START
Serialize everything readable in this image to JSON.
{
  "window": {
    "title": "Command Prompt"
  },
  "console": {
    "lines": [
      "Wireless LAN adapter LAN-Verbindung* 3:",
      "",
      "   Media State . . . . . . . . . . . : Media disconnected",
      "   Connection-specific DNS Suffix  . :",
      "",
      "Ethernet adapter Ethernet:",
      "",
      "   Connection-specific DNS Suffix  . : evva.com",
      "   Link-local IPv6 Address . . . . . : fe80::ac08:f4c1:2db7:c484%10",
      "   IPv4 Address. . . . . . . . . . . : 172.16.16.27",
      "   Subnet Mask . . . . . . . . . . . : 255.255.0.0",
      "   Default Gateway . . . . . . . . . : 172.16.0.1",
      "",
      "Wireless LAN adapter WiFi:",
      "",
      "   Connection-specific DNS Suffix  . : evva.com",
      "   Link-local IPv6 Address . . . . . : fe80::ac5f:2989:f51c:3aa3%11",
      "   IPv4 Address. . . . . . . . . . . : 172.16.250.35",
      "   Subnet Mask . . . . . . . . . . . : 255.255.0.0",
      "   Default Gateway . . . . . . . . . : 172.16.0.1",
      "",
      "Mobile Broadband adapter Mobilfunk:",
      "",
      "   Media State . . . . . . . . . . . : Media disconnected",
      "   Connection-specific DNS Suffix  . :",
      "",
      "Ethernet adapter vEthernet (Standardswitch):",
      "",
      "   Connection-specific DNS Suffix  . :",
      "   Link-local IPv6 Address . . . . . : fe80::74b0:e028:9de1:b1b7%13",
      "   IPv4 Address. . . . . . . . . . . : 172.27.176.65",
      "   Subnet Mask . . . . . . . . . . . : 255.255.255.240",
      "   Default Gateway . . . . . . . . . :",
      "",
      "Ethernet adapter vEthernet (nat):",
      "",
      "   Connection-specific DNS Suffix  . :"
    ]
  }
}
END
## EXERCISE DIRECTIONS
From the listing above, pick out every line containing "vEthernet".

## SOLVED PROBLEM
      "Ethernet adapter vEthernet (Standardswitch):",
      "Ethernet adapter vEthernet (nat):",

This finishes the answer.